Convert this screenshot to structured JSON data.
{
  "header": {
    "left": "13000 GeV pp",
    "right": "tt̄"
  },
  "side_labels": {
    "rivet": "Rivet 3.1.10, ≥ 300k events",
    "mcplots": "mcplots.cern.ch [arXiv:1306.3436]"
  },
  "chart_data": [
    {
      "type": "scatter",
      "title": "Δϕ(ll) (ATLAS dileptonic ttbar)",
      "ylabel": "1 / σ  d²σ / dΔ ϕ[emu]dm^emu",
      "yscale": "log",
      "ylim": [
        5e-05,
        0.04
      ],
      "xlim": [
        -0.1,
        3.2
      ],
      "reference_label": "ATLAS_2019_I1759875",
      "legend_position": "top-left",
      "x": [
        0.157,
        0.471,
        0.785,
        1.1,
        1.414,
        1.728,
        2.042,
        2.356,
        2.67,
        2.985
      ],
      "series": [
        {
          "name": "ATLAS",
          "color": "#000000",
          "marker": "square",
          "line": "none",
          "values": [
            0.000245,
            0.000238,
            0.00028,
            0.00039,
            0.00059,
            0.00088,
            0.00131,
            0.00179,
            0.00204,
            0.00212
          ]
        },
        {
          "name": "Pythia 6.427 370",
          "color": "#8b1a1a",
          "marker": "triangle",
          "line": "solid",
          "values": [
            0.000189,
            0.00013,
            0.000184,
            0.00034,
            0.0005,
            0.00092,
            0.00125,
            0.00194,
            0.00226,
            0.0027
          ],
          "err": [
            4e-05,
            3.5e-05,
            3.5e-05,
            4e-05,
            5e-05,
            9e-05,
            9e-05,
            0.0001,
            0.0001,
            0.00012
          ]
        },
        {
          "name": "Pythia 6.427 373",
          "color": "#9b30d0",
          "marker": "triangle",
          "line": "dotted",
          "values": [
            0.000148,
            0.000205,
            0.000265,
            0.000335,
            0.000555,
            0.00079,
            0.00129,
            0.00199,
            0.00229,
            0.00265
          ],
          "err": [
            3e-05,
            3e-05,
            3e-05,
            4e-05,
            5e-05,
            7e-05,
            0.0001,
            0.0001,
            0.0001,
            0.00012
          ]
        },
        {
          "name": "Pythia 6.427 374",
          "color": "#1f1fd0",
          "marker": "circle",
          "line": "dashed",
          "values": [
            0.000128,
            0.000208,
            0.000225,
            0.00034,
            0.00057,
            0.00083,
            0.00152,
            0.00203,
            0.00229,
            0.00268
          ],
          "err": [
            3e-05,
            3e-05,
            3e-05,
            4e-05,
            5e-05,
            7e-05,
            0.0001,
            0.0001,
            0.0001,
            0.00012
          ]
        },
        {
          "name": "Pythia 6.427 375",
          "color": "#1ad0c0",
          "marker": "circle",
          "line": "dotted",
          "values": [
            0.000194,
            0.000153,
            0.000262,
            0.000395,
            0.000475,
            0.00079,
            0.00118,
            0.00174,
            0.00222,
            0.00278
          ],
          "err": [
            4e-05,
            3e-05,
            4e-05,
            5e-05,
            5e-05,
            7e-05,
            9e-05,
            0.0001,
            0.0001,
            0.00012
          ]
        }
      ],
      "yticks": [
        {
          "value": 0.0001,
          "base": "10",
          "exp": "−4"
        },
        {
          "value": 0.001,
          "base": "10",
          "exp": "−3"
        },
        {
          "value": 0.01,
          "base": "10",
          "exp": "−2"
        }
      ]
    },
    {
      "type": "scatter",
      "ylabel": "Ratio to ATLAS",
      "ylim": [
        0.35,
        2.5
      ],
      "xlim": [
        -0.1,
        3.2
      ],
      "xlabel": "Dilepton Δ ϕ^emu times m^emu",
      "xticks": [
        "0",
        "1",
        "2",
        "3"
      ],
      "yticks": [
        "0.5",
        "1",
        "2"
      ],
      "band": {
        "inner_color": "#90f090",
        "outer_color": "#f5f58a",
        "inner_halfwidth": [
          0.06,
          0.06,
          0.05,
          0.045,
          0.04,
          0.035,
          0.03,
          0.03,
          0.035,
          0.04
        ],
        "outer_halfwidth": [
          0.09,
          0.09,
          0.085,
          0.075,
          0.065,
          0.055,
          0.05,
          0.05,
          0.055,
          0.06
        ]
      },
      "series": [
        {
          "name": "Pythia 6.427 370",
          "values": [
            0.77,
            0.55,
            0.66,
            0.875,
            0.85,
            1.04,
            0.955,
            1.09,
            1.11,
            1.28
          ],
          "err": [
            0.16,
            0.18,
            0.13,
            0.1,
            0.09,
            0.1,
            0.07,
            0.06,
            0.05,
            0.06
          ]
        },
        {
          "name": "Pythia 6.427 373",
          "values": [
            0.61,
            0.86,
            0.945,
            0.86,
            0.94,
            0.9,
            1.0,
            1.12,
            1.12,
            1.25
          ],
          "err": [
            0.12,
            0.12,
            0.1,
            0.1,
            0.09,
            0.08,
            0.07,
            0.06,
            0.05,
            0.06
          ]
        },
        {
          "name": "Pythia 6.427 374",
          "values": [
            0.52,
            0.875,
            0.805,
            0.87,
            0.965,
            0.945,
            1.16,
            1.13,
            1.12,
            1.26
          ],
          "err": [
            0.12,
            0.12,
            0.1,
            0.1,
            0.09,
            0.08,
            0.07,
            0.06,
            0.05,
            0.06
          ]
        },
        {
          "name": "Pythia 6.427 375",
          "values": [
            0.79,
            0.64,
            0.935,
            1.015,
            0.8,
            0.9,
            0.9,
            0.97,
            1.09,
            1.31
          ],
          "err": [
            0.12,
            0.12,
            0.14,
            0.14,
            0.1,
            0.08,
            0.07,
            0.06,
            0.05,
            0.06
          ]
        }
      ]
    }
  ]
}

--

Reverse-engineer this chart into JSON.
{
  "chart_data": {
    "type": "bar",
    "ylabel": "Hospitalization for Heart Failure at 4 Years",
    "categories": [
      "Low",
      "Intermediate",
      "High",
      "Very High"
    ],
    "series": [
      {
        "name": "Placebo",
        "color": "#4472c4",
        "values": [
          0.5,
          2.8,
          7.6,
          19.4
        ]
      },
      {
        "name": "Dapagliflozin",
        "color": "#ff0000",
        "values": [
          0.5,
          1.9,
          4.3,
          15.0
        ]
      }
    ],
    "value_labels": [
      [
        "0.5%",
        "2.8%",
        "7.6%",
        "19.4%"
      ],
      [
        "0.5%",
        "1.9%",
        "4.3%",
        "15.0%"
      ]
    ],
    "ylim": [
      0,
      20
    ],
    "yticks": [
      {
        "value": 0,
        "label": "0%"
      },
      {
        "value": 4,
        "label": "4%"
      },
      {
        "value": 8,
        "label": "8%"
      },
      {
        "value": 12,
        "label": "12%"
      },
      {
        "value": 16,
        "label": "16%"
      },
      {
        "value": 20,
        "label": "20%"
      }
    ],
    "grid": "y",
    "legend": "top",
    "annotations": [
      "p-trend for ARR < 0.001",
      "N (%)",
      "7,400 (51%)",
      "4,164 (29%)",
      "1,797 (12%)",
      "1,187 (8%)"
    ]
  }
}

==

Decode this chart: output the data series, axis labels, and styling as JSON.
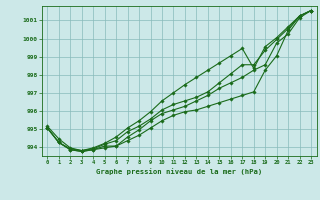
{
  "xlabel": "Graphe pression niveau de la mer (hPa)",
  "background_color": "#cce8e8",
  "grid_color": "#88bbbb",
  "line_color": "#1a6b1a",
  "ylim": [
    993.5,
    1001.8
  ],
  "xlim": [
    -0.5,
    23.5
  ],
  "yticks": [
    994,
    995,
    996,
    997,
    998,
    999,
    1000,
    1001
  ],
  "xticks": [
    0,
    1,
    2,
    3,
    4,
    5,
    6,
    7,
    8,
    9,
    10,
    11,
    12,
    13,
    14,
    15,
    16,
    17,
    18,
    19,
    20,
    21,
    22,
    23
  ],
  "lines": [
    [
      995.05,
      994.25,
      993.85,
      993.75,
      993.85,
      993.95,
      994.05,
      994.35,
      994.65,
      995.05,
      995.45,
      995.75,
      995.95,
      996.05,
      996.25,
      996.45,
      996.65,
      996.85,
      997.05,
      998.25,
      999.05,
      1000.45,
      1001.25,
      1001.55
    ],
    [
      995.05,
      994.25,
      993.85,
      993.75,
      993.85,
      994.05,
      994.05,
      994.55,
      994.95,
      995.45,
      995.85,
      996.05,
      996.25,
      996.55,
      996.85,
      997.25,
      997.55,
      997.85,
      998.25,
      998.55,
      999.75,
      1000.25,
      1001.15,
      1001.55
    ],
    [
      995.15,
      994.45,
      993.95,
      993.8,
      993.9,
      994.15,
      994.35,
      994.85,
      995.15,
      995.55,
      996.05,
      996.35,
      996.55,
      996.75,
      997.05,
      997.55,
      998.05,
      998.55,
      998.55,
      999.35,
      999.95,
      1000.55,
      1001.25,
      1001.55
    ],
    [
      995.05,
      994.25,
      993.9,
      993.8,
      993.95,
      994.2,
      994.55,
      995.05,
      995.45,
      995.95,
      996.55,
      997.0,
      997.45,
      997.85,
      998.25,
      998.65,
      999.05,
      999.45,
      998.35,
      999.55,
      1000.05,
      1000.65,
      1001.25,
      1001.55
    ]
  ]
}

#### [THE PROBLEM]
Locate each line containing the string "xlabel" and show it.

#### [RESPONSE BELOW]
      "xlabel": "Dilepton Δ ϕ^emu times m^emu",
  "xlabel": "Graphe pression niveau de la mer (hPa)",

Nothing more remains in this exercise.